→ Directive: Word for word, restate every line of the listing that follows.

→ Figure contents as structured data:

--------------------------------

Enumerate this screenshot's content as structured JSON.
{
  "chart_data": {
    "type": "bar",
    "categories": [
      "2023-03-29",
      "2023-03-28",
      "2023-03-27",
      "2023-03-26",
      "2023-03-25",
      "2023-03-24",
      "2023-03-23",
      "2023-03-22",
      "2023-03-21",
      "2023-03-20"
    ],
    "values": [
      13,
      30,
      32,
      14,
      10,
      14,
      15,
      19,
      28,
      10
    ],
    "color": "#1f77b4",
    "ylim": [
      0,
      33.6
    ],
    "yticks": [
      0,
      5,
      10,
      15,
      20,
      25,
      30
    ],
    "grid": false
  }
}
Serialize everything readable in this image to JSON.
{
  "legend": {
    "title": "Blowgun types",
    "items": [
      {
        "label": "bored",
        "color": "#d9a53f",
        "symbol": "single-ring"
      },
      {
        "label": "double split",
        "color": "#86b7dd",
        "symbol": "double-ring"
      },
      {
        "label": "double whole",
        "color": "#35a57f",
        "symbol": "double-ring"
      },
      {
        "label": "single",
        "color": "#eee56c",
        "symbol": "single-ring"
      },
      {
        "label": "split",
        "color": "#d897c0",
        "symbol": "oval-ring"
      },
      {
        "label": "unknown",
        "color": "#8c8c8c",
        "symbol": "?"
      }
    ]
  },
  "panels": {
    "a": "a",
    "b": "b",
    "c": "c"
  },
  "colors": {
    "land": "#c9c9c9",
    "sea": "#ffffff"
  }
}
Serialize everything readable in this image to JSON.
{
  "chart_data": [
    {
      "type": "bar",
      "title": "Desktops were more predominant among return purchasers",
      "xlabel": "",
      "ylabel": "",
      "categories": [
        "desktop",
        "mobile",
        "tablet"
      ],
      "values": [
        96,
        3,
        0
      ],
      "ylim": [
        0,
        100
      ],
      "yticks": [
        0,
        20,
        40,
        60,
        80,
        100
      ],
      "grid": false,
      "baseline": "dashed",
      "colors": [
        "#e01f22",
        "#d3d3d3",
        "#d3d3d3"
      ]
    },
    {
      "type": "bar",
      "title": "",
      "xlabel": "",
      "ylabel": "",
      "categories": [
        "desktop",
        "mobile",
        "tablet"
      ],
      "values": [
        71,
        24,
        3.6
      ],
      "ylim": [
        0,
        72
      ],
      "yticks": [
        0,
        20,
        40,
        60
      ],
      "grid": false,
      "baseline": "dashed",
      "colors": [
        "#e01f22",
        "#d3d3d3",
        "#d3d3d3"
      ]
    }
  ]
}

--------------------------------

→ Solution to the exercise:
Enumerate this screenshot's content as structured JSON.
{
  "chart_data": {
    "type": "bar",
    "categories": [
      "2023-03-29",
      "2023-03-28",
      "2023-03-27",
      "2023-03-26",
      "2023-03-25",
      "2023-03-24",
      "2023-03-23",
      "2023-03-22",
      "2023-03-21",
      "2023-03-20"
    ],
    "values": [
      13,
      30,
      32,
      14,
      10,
      14,
      15,
      19,
      28,
      10
    ],
    "color": "#1f77b4",
    "ylim": [
      0,
      33.6
    ],
    "yticks": [
      0,
      5,
      10,
      15,
      20,
      25,
      30
    ],
    "grid": false
  }
}
Serialize everything readable in this image to JSON.
{
  "legend": {
    "title": "Blowgun types",
    "items": [
      {
        "label": "bored",
        "color": "#d9a53f",
        "symbol": "single-ring"
      },
      {
        "label": "double split",
        "color": "#86b7dd",
        "symbol": "double-ring"
      },
      {
        "label": "double whole",
        "color": "#35a57f",
        "symbol": "double-ring"
      },
      {
        "label": "single",
        "color": "#eee56c",
        "symbol": "single-ring"
      },
      {
        "label": "split",
        "color": "#d897c0",
        "symbol": "oval-ring"
      },
      {
        "label": "unknown",
        "color": "#8c8c8c",
        "symbol": "?"
      }
    ]
  },
  "panels": {
    "a": "a",
    "b": "b",
    "c": "c"
  },
  "colors": {
    "land": "#c9c9c9",
    "sea": "#ffffff"
  }
}
Serialize everything readable in this image to JSON.
{
  "chart_data": [
    {
      "type": "bar",
      "title": "Desktops were more predominant among return purchasers",
      "xlabel": "",
      "ylabel": "",
      "categories": [
        "desktop",
        "mobile",
        "tablet"
      ],
      "values": [
        96,
        3,
        0
      ],
      "ylim": [
        0,
        100
      ],
      "yticks": [
        0,
        20,
        40,
        60,
        80,
        100
      ],
      "grid": false,
      "baseline": "dashed",
      "colors": [
        "#e01f22",
        "#d3d3d3",
        "#d3d3d3"
      ]
    },
    {
      "type": "bar",
      "title": "",
      "xlabel": "",
      "ylabel": "",
      "categories": [
        "desktop",
        "mobile",
        "tablet"
      ],
      "values": [
        71,
        24,
        3.6
      ],
      "ylim": [
        0,
        72
      ],
      "yticks": [
        0,
        20,
        40,
        60
      ],
      "grid": false,
      "baseline": "dashed",
      "colors": [
        "#e01f22",
        "#d3d3d3",
        "#d3d3d3"
      ]
    }
  ]
}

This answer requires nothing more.